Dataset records

------------------------------------------------

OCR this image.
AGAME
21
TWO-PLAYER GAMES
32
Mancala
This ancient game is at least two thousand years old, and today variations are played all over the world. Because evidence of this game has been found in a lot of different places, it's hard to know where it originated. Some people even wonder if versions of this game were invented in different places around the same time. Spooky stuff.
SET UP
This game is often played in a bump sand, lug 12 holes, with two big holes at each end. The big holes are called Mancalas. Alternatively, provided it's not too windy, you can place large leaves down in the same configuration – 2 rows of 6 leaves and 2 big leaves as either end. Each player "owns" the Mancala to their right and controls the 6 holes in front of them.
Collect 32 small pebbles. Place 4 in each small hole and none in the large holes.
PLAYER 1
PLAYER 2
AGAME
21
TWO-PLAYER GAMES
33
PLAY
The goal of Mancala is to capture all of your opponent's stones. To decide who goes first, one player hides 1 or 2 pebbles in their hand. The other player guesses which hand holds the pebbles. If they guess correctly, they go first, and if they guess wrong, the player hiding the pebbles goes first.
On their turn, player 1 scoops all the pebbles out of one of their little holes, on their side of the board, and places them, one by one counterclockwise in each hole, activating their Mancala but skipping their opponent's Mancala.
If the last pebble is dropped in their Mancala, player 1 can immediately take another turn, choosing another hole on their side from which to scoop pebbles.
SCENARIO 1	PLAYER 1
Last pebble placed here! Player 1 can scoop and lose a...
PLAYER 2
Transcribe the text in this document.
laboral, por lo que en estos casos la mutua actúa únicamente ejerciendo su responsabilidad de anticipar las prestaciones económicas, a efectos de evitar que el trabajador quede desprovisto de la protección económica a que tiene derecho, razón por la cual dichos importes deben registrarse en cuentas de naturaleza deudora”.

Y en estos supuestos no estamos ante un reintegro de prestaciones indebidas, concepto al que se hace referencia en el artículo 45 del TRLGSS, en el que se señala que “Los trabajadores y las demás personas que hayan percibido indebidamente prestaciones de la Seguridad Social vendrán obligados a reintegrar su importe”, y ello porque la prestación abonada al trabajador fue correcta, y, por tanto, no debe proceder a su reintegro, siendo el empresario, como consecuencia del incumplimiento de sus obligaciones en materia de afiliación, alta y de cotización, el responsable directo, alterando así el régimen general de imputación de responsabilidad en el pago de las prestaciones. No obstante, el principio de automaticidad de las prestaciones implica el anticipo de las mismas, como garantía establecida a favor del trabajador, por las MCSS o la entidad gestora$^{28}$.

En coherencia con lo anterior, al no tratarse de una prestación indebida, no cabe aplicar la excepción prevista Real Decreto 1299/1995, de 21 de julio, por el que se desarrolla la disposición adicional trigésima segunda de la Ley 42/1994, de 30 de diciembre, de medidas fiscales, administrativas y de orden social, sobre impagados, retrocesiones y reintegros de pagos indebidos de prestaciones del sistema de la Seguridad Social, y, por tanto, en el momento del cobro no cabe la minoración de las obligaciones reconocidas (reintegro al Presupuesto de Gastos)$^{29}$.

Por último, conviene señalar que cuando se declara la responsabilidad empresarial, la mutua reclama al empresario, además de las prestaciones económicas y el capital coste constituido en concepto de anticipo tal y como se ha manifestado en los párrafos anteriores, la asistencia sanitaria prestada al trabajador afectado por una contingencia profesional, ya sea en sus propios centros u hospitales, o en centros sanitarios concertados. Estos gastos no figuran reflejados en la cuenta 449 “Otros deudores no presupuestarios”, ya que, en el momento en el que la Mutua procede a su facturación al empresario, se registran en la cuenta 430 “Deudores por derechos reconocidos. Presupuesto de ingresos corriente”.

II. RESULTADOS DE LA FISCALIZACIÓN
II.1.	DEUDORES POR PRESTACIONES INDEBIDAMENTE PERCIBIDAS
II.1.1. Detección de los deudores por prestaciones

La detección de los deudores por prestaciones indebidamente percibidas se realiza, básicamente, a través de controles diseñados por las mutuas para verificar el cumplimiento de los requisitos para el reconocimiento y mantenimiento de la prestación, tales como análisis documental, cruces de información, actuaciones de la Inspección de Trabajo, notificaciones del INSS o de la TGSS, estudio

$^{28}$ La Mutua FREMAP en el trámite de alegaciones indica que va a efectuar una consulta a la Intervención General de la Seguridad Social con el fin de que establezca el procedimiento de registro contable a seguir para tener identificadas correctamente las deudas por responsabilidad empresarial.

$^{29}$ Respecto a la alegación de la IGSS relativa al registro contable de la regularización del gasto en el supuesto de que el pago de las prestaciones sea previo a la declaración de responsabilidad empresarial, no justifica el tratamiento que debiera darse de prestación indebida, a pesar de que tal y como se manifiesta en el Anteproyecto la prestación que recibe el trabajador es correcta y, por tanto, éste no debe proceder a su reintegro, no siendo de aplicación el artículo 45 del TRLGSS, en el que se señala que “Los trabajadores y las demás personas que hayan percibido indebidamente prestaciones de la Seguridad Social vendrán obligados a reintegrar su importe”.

------------------------------------------------

DESCRIPTION OF THE TASK :: Look through the listing above and count the lines where the string "obligaciones" appears. Report the number only.

ANSWER TO THE TASK :: 2